**** Exercise inputs ****
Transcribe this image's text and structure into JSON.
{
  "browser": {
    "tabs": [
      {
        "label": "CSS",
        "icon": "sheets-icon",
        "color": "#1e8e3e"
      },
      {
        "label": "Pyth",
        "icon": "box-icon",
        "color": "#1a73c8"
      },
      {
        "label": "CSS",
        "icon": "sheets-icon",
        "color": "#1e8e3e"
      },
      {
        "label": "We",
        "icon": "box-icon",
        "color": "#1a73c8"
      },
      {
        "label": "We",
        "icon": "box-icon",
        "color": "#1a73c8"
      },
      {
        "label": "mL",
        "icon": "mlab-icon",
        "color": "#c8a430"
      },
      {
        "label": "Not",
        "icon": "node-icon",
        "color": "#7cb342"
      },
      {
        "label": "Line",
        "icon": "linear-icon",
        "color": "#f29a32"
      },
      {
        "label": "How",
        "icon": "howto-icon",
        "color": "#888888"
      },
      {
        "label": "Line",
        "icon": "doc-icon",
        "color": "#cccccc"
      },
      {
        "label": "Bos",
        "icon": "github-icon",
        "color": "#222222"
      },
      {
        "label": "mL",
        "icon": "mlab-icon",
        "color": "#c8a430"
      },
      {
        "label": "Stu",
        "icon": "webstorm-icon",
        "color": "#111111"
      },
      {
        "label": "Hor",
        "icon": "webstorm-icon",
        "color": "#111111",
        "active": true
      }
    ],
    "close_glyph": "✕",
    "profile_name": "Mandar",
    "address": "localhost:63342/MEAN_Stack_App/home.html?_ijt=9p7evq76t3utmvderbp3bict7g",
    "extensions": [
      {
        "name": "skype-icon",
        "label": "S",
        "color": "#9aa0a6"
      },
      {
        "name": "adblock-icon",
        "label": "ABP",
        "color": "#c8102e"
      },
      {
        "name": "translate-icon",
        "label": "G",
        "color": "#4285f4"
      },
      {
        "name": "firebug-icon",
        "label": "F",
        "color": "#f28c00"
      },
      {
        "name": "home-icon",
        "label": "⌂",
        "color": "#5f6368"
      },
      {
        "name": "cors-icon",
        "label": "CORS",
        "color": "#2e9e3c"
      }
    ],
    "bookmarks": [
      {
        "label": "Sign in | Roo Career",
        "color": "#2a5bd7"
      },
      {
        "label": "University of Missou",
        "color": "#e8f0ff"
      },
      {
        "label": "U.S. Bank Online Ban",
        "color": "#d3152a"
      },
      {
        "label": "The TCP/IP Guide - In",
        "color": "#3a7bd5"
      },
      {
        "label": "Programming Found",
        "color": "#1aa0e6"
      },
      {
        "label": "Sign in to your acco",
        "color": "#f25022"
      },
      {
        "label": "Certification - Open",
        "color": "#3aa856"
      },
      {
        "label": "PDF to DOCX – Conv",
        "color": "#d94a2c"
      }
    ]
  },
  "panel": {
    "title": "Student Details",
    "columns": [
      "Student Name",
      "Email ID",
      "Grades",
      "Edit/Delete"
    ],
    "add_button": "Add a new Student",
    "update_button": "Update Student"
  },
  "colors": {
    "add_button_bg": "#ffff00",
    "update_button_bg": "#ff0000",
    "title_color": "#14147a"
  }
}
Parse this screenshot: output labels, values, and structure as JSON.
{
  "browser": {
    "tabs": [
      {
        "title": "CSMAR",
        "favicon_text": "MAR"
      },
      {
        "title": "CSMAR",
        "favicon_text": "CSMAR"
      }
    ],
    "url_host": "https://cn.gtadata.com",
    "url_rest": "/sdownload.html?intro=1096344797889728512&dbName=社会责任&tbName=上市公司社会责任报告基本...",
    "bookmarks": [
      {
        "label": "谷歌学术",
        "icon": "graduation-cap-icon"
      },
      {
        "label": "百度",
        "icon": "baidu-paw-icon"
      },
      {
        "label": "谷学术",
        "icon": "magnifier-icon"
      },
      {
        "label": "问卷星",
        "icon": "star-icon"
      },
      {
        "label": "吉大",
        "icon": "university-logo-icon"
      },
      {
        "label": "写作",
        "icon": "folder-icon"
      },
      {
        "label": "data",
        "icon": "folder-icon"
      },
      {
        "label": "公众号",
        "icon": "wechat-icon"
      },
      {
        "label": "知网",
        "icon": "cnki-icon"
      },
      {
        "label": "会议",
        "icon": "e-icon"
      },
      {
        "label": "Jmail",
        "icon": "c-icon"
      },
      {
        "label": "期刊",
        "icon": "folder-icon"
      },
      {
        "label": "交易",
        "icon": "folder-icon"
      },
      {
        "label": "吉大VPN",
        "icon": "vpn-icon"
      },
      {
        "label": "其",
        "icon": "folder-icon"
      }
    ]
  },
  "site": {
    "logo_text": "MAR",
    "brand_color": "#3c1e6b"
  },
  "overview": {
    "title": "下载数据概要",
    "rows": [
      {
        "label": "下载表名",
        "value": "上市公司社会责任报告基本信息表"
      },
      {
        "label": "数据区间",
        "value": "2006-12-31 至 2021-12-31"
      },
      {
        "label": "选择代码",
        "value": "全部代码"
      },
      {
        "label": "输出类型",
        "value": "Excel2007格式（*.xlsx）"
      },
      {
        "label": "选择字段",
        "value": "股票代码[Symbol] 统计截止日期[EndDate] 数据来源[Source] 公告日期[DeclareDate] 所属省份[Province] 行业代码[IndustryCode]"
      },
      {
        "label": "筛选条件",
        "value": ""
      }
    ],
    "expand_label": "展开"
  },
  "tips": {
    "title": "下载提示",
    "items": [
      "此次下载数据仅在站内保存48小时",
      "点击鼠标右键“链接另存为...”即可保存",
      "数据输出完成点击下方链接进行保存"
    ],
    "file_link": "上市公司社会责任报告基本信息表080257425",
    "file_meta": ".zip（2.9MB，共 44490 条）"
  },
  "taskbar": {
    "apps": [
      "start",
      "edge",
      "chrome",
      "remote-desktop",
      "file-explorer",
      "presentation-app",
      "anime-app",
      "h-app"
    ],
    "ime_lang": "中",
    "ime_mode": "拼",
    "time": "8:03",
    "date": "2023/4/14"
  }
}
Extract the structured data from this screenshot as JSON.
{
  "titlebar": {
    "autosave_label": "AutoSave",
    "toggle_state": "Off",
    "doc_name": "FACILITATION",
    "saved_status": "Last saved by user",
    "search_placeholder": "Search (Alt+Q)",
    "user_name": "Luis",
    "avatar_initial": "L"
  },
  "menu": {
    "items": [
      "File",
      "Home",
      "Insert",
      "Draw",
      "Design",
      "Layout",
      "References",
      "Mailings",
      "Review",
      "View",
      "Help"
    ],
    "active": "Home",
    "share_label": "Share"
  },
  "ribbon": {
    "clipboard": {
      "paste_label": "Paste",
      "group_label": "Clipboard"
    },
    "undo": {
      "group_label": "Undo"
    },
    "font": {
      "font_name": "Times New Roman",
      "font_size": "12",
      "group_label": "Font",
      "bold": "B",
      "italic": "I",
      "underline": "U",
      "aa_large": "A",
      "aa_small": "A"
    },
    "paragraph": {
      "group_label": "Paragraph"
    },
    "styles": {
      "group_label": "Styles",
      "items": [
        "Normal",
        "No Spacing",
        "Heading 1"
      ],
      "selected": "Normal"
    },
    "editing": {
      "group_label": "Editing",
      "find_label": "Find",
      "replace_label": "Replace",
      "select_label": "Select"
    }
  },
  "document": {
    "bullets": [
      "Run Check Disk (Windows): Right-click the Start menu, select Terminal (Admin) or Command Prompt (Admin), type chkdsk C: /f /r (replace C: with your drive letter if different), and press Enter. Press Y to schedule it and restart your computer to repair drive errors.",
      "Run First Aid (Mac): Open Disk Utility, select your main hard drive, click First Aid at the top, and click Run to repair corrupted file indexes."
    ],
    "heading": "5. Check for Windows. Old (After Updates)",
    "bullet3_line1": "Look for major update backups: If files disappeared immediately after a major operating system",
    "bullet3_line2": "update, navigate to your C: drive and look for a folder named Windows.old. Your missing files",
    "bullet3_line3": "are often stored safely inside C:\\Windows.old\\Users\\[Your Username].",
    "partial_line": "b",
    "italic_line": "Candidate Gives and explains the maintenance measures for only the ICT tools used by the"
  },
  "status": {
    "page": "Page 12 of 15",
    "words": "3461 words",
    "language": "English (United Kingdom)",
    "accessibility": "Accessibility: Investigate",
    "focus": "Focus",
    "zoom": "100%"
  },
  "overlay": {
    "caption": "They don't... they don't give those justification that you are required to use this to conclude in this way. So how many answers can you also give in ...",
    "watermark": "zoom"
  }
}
****
## [Required task]
Copy out every line in the entries above that holds "files".

## [Exercise response]
    "bullet3_line1": "Look for major update backups: If files disappeared immediately after a major operating system",
    "bullet3_line2": "update, navigate to your C: drive and look for a folder named Windows.old. Your missing files",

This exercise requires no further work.